>>
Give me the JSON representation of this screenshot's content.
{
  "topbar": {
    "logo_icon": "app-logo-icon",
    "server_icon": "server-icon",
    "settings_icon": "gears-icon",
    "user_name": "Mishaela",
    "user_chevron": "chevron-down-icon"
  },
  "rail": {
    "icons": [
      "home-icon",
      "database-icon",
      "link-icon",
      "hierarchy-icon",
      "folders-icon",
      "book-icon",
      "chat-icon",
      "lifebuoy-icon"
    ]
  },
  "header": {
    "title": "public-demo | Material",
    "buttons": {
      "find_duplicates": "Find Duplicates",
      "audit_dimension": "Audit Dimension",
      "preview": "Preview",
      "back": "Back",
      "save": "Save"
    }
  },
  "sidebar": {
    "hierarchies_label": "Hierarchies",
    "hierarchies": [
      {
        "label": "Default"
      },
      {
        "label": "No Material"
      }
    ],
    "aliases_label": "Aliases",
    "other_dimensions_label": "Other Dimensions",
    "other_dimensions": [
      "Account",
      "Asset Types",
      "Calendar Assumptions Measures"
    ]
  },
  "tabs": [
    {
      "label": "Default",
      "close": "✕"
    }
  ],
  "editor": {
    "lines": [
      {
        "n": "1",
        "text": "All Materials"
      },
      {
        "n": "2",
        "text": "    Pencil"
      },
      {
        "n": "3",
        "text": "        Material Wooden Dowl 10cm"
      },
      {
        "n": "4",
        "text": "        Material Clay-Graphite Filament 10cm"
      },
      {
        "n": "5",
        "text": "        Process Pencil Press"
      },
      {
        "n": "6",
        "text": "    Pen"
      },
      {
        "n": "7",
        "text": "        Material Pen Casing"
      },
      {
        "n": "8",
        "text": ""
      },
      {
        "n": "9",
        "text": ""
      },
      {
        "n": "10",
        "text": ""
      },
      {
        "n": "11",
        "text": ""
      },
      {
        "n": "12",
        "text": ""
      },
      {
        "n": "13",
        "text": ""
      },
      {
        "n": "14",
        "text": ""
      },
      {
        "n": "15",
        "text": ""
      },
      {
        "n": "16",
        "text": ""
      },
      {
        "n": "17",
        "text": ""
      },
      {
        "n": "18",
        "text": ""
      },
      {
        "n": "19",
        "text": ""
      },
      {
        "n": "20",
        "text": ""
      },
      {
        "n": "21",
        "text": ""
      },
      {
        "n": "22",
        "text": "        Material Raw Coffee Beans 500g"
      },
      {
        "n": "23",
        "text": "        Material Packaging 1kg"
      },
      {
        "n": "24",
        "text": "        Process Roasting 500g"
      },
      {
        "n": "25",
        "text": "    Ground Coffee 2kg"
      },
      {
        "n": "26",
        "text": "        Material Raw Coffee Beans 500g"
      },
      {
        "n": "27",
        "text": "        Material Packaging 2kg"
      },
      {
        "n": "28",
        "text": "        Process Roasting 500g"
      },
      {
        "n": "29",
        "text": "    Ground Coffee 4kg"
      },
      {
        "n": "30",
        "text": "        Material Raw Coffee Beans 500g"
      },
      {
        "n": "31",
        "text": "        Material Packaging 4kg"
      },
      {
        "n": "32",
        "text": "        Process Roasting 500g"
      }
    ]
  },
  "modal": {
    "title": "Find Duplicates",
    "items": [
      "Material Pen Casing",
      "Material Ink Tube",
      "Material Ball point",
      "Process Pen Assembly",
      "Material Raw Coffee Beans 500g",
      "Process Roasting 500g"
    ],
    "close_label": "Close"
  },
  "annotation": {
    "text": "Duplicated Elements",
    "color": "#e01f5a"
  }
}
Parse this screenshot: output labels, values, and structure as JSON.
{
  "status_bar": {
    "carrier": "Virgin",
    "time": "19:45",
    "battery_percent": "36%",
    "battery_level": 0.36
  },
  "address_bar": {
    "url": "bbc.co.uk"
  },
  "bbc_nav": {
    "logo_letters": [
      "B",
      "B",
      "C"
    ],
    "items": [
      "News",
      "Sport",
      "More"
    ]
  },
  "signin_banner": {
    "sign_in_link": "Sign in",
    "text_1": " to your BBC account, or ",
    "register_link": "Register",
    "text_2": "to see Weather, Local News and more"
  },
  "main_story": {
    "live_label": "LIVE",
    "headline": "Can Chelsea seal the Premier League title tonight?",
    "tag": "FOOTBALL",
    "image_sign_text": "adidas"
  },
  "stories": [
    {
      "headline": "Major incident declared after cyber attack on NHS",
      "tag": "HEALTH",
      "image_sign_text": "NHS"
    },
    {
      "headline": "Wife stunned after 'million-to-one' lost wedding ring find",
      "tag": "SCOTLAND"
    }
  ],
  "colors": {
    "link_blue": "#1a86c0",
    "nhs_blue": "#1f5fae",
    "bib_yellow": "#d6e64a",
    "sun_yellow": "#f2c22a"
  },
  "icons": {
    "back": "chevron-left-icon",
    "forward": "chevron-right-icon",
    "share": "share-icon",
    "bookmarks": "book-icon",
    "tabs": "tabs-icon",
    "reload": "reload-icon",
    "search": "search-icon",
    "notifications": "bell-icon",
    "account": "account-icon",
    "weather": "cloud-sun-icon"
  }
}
<<
*Your instructions*: Repeat exactly the lines from the line containing "Parse this screenshot: output" through the last line of the records above, including both, and nothing else.

*Final result*:
Parse this screenshot: output labels, values, and structure as JSON.
{
  "status_bar": {
    "carrier": "Virgin",
    "time": "19:45",
    "battery_percent": "36%",
    "battery_level": 0.36
  },
  "address_bar": {
    "url": "bbc.co.uk"
  },
  "bbc_nav": {
    "logo_letters": [
      "B",
      "B",
      "C"
    ],
    "items": [
      "News",
      "Sport",
      "More"
    ]
  },
  "signin_banner": {
    "sign_in_link": "Sign in",
    "text_1": " to your BBC account, or ",
    "register_link": "Register",
    "text_2": "to see Weather, Local News and more"
  },
  "main_story": {
    "live_label": "LIVE",
    "headline": "Can Chelsea seal the Premier League title tonight?",
    "tag": "FOOTBALL",
    "image_sign_text": "adidas"
  },
  "stories": [
    {
      "headline": "Major incident declared after cyber attack on NHS",
      "tag": "HEALTH",
      "image_sign_text": "NHS"
    },
    {
      "headline": "Wife stunned after 'million-to-one' lost wedding ring find",
      "tag": "SCOTLAND"
    }
  ],
  "colors": {
    "link_blue": "#1a86c0",
    "nhs_blue": "#1f5fae",
    "bib_yellow": "#d6e64a",
    "sun_yellow": "#f2c22a"
  },
  "icons": {
    "back": "chevron-left-icon",
    "forward": "chevron-right-icon",
    "share": "share-icon",
    "bookmarks": "book-icon",
    "tabs": "tabs-icon",
    "reload": "reload-icon",
    "search": "search-icon",
    "notifications": "bell-icon",
    "account": "account-icon",
    "weather": "cloud-sun-icon"
  }
}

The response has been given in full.